[DATASET]
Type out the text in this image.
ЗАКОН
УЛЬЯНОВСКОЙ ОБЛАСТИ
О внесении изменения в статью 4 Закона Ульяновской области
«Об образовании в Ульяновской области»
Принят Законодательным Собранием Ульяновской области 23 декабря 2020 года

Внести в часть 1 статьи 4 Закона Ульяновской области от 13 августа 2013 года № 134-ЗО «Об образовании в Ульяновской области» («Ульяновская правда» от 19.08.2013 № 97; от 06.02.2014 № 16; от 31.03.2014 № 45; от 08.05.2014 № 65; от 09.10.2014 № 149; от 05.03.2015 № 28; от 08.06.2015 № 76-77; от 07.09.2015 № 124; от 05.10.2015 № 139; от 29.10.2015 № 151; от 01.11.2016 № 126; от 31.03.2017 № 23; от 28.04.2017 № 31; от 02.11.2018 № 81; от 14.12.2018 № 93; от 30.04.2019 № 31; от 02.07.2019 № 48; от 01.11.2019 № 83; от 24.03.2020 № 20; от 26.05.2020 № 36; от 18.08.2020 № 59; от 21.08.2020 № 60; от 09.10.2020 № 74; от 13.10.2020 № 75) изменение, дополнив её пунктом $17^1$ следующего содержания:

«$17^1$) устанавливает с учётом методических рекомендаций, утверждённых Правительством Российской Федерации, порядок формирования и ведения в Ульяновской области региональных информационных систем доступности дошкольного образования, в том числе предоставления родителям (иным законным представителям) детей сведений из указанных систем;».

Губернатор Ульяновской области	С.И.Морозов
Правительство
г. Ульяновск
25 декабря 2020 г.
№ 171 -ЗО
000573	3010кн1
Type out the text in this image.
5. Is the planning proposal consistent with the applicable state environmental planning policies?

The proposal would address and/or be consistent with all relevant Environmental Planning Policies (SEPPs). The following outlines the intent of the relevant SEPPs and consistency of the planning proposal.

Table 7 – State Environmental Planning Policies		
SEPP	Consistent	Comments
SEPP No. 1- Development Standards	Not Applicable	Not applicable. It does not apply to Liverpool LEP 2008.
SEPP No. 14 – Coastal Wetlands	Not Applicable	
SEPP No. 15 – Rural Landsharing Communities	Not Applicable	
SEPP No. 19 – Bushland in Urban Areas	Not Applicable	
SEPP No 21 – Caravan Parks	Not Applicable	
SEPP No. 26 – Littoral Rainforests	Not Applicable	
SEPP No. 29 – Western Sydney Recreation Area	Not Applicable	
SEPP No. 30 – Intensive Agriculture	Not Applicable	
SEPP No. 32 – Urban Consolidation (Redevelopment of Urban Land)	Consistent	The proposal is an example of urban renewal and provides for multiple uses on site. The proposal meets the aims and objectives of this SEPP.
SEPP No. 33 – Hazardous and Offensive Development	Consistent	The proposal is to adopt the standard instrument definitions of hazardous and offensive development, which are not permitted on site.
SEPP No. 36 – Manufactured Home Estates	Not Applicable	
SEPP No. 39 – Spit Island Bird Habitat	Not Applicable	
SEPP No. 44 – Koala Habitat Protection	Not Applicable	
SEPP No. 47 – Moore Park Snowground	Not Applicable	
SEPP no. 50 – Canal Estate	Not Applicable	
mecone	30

[WRITTEN INSTRUCTION]
Which lines include the word "site"? Copy every one of them.

[RESULT]
SEPP No. 32 – Urban Consolidation (Redevelopment of Urban Land)	Consistent	The proposal is an example of urban renewal and provides for multiple uses on site. The proposal meets the aims and objectives of this SEPP.
SEPP No. 33 – Hazardous and Offensive Development	Consistent	The proposal is to adopt the standard instrument definitions of hazardous and offensive development, which are not permitted on site.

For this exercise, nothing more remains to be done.